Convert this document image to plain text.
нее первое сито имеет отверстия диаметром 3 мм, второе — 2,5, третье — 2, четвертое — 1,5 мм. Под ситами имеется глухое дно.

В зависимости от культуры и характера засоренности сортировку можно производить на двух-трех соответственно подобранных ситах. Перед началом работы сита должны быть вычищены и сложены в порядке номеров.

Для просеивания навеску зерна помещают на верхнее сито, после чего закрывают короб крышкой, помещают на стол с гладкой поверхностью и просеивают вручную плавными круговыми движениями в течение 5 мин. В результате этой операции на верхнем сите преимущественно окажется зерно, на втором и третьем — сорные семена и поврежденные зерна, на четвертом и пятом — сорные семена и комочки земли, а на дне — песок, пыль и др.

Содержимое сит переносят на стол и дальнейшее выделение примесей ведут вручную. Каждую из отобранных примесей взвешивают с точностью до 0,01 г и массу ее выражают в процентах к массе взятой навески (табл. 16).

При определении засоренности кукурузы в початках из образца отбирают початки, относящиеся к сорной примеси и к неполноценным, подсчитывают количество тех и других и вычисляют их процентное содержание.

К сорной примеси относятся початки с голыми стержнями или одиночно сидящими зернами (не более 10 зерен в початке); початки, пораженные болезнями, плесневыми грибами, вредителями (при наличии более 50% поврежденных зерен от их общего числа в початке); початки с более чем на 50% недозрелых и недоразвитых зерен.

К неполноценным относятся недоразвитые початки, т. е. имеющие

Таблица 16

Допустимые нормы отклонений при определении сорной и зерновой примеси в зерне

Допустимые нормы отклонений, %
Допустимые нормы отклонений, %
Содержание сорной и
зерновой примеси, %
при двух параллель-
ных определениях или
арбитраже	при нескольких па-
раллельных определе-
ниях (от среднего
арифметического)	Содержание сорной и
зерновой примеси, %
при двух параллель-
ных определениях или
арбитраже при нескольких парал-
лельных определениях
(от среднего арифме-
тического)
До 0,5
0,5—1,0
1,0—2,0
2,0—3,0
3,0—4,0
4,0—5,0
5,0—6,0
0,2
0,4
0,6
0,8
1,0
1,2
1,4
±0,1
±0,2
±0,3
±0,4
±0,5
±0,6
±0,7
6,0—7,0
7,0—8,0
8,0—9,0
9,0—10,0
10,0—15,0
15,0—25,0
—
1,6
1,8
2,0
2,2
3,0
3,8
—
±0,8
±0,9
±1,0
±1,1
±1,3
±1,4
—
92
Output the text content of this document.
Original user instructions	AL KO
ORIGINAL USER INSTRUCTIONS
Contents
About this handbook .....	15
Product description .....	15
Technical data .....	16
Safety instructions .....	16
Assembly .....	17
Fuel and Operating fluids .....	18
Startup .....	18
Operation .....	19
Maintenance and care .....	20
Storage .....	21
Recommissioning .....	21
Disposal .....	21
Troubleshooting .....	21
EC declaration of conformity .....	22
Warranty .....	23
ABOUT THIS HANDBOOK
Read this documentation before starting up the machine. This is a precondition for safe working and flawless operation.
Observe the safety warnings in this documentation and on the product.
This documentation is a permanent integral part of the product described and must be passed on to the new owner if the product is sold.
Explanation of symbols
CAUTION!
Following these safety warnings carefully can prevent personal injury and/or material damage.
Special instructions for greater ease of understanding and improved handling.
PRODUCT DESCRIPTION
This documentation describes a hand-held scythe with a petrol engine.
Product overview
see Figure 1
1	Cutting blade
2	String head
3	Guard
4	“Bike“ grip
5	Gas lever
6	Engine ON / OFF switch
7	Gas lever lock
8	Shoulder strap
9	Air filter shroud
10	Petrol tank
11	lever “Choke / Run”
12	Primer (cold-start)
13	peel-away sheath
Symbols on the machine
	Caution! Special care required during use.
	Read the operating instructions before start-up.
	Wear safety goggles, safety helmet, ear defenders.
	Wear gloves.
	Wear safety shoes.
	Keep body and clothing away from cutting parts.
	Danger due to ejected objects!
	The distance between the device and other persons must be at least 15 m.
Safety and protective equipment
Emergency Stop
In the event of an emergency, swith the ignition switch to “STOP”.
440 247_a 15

§ **EXERCISE**
Each line in the entries above that includes the string "нескольких" should be extracted.

§ **FINAL RESULT**
арбитраже	при нескольких па-
арбитраже при нескольких парал-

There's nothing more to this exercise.